▶ [Record extracts]
★ ★ ★ ★ ★
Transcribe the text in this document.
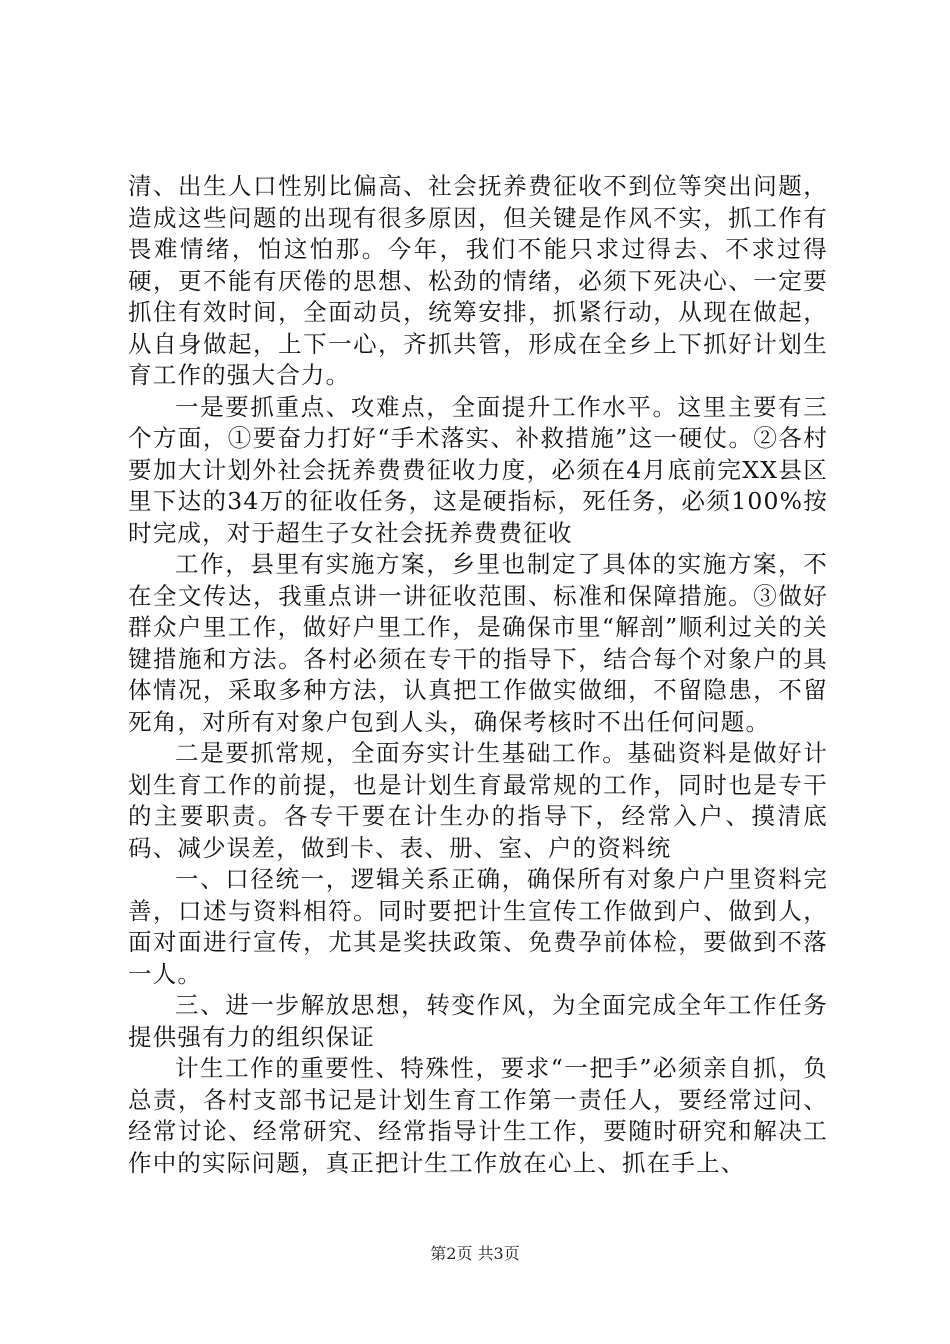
清、出生人口性别比偏高、社会抚养费征收不到位等突出问题，造成这些问题的出现有很多原因，但关键是作风不实，抓工作有畏难情绪，怕这怕那。今年，我们不能只求过得去、不求过得硬，更不能有厌倦的思想、松劲的情绪，必须下死决心、一定要抓住有效时间，全面动员，统筹安排，抓紧行动，从现在做起，从自身做起，上下一心，齐抓共管，形成在全乡上下抓好计划生育工作的强大合力。

一是要抓重点、攻难点，全面提升工作水平。这里主要有三个方面，①要奋力打好“手术落实、补救措施”这一硬仗。②各村要加大计划外社会抚养费费征收力度，必须在4月底前完XX县区里下达的34万的征收任务，这是硬指标，死任务，必须100%按时完成，对于超生子女社会抚养费费征收

工作，县里有实施方案，乡里也制定了具体的实施方案，不在全文传达，我重点讲一讲征收范围、标准和保障措施。③做好群众户里工作，做好户里工作，是确保市里“解剖”顺利过关的关键措施和方法。各村必须在专干的指导下，结合每个对象户的具体情况，采取多种方法，认真把工作做实做细，不留隐患，不留死角，对所有对象户包到人头，确保考核时不出任何问题。

二是要抓常规，全面夯实计生基础工作。基础资料是做好计划生育工作的前提，也是计划生育最常规的工作，同时也是专干的主要职责。各专干要在计生办的指导下，经常入户、摸清底码、减少误差，做到卡、表、册、室、户的资料统

一、口径统一，逻辑关系正确，确保所有对象户户里资料完善，口述与资料相符。同时要把计生宣传工作做到户、做到人，面对面进行宣传，尤其是奖扶政策、免费孕前体检，要做到不落一人。

三、进一步解放思想，转变作风，为全面完成全年工作任务提供强有力的组织保证

计生工作的重要性、特殊性，要求“一把手”必须亲自抓，负总责，各村支部书记是计划生育工作第一责任人，要经常过问、经常讨论、经常研究、经常指导计生工作，要随时研究和解决工作中的实际问题，真正把计生工作放在心上、抓在手上、

第2页 共3页
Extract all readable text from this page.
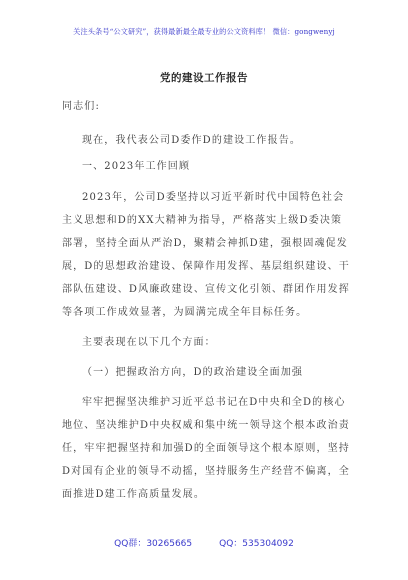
关注头条号“公文研究”，获得最新最全最专业的公文资料库！ 微信：gongwenyj
党的建设工作报告
同志们:
现在，我代表公司D委作D的建设工作报告。
一、2023年工作回顾
2023年，公司D委坚持以习近平新时代中国特色社会
主义思想和D的XX大精神为指导，严格落实上级D委决策
部署，坚持全面从严治D，聚精会神抓D建，强根固魂促发
展，D的思想政治建设、保障作用发挥、基层组织建设、干
部队伍建设、D风廉政建设、宣传文化引领、群团作用发挥
等各项工作成效显著，为圆满完成全年目标任务。
主要表现在以下几个方面：
（一）把握政治方向，D的政治建设全面加强
牢牢把握坚决维护习近平总书记在D中央和全D的核心
地位、坚决维护D中央权威和集中统一领导这个根本政治责
任，牢牢把握坚持和加强D的全面领导这个根本原则，坚持
D对国有企业的领导不动摇，坚持服务生产经营不偏离，全
面推进D建工作高质量发展。
QQ群：30265665	QQ：535304092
★ ★ ★ ★ ★
Collect the lines that hold "text".

Transcribe the text in this document.
Extract all readable text from this page.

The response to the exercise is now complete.